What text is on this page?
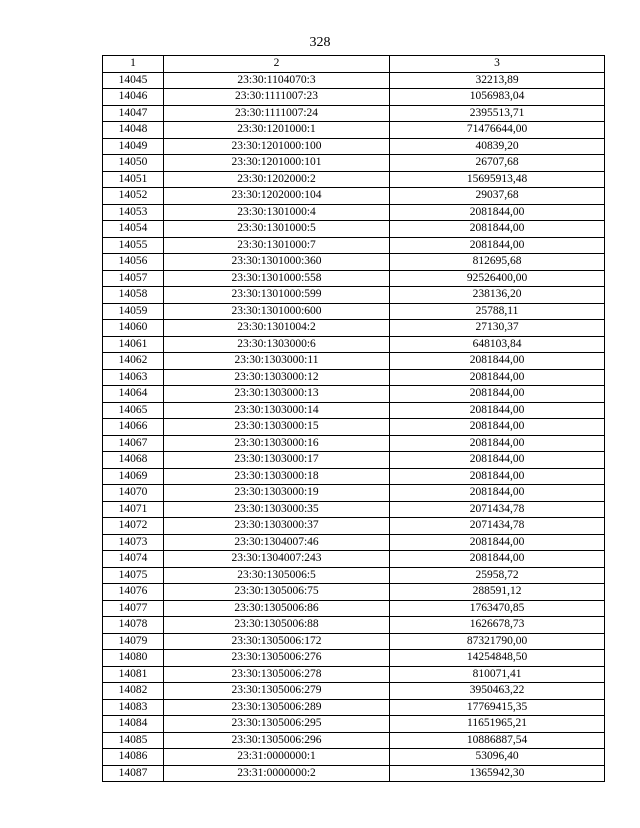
328
1	2	3
14045	23:30:1104070:3	32213,89
14046	23:30:1111007:23	1056983,04
14047	23:30:1111007:24	2395513,71
14048	23:30:1201000:1	71476644,00
14049	23:30:1201000:100	40839,20
14050	23:30:1201000:101	26707,68
14051	23:30:1202000:2	15695913,48
14052	23:30:1202000:104	29037,68
14053	23:30:1301000:4	2081844,00
14054	23:30:1301000:5	2081844,00
14055	23:30:1301000:7	2081844,00
14056	23:30:1301000:360	812695,68
14057	23:30:1301000:558	92526400,00
14058	23:30:1301000:599	238136,20
14059	23:30:1301000:600	25788,11
14060	23:30:1301004:2	27130,37
14061	23:30:1303000:6	648103,84
14062	23:30:1303000:11	2081844,00
14063	23:30:1303000:12	2081844,00
14064	23:30:1303000:13	2081844,00
14065	23:30:1303000:14	2081844,00
14066	23:30:1303000:15	2081844,00
14067	23:30:1303000:16	2081844,00
14068	23:30:1303000:17	2081844,00
14069	23:30:1303000:18	2081844,00
14070	23:30:1303000:19	2081844,00
14071	23:30:1303000:35	2071434,78
14072	23:30:1303000:37	2071434,78
14073	23:30:1304007:46	2081844,00
14074	23:30:1304007:243	2081844,00
14075	23:30:1305006:5	25958,72
14076	23:30:1305006:75	288591,12
14077	23:30:1305006:86	1763470,85
14078	23:30:1305006:88	1626678,73
14079	23:30:1305006:172	87321790,00
14080	23:30:1305006:276	14254848,50
14081	23:30:1305006:278	810071,41
14082	23:30:1305006:279	3950463,22
14083	23:30:1305006:289	17769415,35
14084	23:30:1305006:295	11651965,21
14085	23:30:1305006:296	10886887,54
14086	23:31:0000000:1	53096,40
14087	23:31:0000000:2	1365942,30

*****

### WHAT YOU NEED TO DO
The data above should be repeated exactly, minus any pictures.

### EXERCISE RESULT
What text is on this page?
328
1	2	3
14045	23:30:1104070:3	32213,89
14046	23:30:1111007:23	1056983,04
14047	23:30:1111007:24	2395513,71
14048	23:30:1201000:1	71476644,00
14049	23:30:1201000:100	40839,20
14050	23:30:1201000:101	26707,68
14051	23:30:1202000:2	15695913,48
14052	23:30:1202000:104	29037,68
14053	23:30:1301000:4	2081844,00
14054	23:30:1301000:5	2081844,00
14055	23:30:1301000:7	2081844,00
14056	23:30:1301000:360	812695,68
14057	23:30:1301000:558	92526400,00
14058	23:30:1301000:599	238136,20
14059	23:30:1301000:600	25788,11
14060	23:30:1301004:2	27130,37
14061	23:30:1303000:6	648103,84
14062	23:30:1303000:11	2081844,00
14063	23:30:1303000:12	2081844,00
14064	23:30:1303000:13	2081844,00
14065	23:30:1303000:14	2081844,00
14066	23:30:1303000:15	2081844,00
14067	23:30:1303000:16	2081844,00
14068	23:30:1303000:17	2081844,00
14069	23:30:1303000:18	2081844,00
14070	23:30:1303000:19	2081844,00
14071	23:30:1303000:35	2071434,78
14072	23:30:1303000:37	2071434,78
14073	23:30:1304007:46	2081844,00
14074	23:30:1304007:243	2081844,00
14075	23:30:1305006:5	25958,72
14076	23:30:1305006:75	288591,12
14077	23:30:1305006:86	1763470,85
14078	23:30:1305006:88	1626678,73
14079	23:30:1305006:172	87321790,00
14080	23:30:1305006:276	14254848,50
14081	23:30:1305006:278	810071,41
14082	23:30:1305006:279	3950463,22
14083	23:30:1305006:289	17769415,35
14084	23:30:1305006:295	11651965,21
14085	23:30:1305006:296	10886887,54
14086	23:31:0000000:1	53096,40
14087	23:31:0000000:2	1365942,30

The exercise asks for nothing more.